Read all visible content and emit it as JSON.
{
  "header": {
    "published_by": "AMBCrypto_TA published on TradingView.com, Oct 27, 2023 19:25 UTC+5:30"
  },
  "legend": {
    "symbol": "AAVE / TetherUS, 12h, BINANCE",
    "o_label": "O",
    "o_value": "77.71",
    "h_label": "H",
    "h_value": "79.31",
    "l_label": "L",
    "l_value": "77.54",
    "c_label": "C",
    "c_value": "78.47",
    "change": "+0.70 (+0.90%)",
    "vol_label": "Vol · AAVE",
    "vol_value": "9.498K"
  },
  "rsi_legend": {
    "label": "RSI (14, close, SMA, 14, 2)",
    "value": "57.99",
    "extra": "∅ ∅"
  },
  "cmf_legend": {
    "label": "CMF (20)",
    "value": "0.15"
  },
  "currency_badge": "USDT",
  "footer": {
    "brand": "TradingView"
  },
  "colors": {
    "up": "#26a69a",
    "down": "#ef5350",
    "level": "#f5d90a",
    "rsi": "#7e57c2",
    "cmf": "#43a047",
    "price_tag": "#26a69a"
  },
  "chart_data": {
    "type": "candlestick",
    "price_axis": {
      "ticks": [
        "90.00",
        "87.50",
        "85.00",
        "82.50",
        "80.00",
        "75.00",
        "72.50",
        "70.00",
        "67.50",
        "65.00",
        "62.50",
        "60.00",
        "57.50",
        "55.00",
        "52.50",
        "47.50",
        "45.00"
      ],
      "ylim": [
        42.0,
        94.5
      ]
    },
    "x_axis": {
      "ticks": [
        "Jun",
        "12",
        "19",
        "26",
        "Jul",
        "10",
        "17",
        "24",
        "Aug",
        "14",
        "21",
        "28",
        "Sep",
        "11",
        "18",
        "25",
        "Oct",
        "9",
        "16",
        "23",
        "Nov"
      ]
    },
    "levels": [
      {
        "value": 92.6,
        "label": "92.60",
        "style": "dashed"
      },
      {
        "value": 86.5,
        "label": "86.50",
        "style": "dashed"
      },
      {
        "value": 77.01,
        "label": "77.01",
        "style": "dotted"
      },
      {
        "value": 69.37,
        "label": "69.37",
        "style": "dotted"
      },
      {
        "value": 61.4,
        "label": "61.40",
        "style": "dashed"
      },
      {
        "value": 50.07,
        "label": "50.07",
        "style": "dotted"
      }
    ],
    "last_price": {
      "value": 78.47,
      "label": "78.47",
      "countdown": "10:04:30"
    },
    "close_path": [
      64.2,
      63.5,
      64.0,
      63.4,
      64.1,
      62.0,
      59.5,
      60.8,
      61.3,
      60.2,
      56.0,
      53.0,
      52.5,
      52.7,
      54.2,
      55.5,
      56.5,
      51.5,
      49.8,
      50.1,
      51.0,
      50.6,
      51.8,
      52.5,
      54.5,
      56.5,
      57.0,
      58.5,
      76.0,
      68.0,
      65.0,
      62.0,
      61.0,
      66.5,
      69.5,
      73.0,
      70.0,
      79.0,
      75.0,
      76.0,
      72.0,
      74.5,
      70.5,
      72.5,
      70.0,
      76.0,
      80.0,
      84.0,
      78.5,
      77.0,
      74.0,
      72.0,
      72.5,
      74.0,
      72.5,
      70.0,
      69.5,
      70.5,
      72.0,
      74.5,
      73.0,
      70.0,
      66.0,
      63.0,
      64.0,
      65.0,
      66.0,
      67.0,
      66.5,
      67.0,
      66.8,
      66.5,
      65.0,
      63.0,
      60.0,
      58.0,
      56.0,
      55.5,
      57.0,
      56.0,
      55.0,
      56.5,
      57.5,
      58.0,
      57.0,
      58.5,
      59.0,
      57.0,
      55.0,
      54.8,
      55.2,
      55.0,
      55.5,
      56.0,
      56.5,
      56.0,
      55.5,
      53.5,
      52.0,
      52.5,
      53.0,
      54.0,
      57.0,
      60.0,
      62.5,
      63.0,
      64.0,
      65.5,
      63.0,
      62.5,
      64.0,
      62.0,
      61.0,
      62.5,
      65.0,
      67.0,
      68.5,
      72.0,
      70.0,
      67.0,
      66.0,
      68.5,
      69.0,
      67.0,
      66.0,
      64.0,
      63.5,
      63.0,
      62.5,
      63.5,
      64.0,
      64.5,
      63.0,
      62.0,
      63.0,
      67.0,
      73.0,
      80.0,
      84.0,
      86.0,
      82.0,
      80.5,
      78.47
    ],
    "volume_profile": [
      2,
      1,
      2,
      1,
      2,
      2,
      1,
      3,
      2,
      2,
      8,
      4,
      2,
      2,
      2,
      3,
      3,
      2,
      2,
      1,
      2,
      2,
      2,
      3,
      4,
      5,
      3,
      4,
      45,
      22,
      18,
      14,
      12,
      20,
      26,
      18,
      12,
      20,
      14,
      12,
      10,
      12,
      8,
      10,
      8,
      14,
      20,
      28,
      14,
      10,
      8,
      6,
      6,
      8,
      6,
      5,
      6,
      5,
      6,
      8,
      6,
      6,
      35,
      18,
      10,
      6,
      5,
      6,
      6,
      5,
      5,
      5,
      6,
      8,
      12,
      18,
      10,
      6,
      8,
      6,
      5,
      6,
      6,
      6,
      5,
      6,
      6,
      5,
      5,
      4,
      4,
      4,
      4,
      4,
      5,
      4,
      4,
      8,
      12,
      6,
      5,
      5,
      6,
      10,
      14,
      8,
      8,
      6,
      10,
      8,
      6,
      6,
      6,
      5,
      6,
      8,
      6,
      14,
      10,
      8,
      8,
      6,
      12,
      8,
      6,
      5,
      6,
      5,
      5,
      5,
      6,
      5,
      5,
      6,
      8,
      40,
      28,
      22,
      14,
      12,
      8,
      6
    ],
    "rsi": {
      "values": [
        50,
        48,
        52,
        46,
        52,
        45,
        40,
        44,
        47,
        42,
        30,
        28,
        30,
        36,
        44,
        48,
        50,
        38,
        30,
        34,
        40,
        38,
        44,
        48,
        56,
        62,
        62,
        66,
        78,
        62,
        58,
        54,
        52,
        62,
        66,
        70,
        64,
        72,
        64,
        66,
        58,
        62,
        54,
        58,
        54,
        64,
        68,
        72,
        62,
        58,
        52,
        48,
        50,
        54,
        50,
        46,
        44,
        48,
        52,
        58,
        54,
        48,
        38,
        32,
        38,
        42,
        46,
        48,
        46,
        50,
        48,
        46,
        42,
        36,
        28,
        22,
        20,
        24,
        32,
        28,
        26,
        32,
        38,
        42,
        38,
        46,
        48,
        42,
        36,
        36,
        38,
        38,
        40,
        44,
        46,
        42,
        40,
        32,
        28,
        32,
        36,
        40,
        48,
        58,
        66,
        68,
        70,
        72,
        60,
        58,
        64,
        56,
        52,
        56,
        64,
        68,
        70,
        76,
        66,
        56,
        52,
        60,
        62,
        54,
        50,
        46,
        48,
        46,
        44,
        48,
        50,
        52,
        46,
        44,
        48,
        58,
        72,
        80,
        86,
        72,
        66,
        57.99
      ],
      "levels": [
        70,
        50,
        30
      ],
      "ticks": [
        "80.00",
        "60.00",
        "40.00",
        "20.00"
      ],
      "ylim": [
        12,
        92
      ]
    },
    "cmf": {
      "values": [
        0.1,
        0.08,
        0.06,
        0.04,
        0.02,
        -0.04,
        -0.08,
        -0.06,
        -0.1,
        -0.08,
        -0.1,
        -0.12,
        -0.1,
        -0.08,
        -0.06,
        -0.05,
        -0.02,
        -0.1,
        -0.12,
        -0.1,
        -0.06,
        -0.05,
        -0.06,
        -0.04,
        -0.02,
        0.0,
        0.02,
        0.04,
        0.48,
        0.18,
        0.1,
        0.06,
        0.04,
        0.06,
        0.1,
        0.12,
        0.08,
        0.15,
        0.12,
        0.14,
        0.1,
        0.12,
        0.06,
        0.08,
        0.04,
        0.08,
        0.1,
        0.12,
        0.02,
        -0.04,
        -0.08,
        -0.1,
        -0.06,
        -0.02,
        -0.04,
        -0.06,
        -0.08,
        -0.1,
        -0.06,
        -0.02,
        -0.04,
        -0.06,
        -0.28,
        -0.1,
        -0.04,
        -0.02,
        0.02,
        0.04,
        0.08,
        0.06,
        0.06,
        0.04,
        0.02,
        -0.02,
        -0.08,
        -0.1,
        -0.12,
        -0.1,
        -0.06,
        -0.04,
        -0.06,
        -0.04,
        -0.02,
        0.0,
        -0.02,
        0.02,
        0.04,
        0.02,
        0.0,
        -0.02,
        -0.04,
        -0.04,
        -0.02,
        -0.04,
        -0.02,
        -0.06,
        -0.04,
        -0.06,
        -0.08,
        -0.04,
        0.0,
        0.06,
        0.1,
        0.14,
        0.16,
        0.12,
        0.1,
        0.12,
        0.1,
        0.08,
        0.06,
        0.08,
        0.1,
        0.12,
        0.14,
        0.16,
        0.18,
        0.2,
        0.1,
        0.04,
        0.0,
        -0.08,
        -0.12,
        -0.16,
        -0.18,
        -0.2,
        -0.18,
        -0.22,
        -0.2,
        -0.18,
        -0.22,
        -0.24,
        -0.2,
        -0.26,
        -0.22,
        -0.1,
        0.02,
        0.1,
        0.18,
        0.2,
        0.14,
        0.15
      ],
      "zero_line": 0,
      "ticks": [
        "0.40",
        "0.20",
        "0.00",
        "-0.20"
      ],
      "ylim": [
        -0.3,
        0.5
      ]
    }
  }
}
========================
# Problem statement
In the listing, find all lines with the string "TradingView" and copy them.

# Output of the exercise
    "published_by": "AMBCrypto_TA published on TradingView.com, Oct 27, 2023 19:25 UTC+5:30"
    "brand": "TradingView"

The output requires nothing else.